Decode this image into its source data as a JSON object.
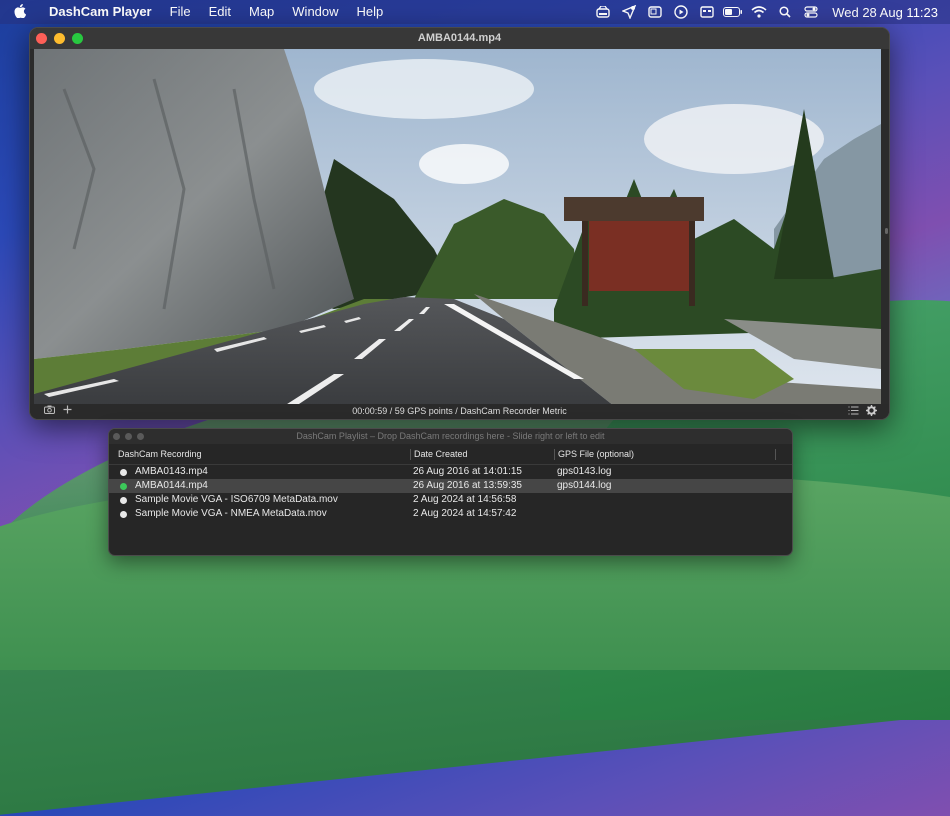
{
  "menubar": {
    "app_name": "DashCam Player",
    "items": [
      "File",
      "Edit",
      "Map",
      "Window",
      "Help"
    ],
    "clock": "Wed 28 Aug  11:23",
    "status_icons": [
      "drive-icon",
      "location-icon",
      "window-icon",
      "play-icon",
      "display-icon",
      "battery-icon",
      "wifi-icon",
      "search-icon",
      "control-center-icon"
    ]
  },
  "main_window": {
    "title": "AMBA0144.mp4",
    "status": "00:00:59 / 59 GPS points / DashCam Recorder Metric"
  },
  "playlist": {
    "title": "DashCam Playlist – Drop DashCam recordings here - Slide right or left to edit",
    "columns": [
      "DashCam Recording",
      "Date Created",
      "GPS File (optional)"
    ],
    "rows": [
      {
        "name": "AMBA0143.mp4",
        "date": "26 Aug 2016 at 14:01:15",
        "gps": "gps0143.log",
        "status": "white"
      },
      {
        "name": "AMBA0144.mp4",
        "date": "26 Aug 2016 at 13:59:35",
        "gps": "gps0144.log",
        "status": "green"
      },
      {
        "name": "Sample Movie VGA - ISO6709 MetaData.mov",
        "date": "2 Aug 2024 at 14:56:58",
        "gps": "",
        "status": "white"
      },
      {
        "name": "Sample Movie VGA - NMEA MetaData.mov",
        "date": "2 Aug 2024 at 14:57:42",
        "gps": "",
        "status": "white"
      }
    ],
    "selected_index": 1
  },
  "colors": {
    "traffic_red": "#fe5f57",
    "traffic_yellow": "#febc2e",
    "traffic_green": "#28c840",
    "active_dot": "#3cc85a"
  }
}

# Exercise objective
From the entries above, copy every line where the word "Movie" shows up.

# Written solution
        "name": "Sample Movie VGA - ISO6709 MetaData.mov",
        "name": "Sample Movie VGA - NMEA MetaData.mov",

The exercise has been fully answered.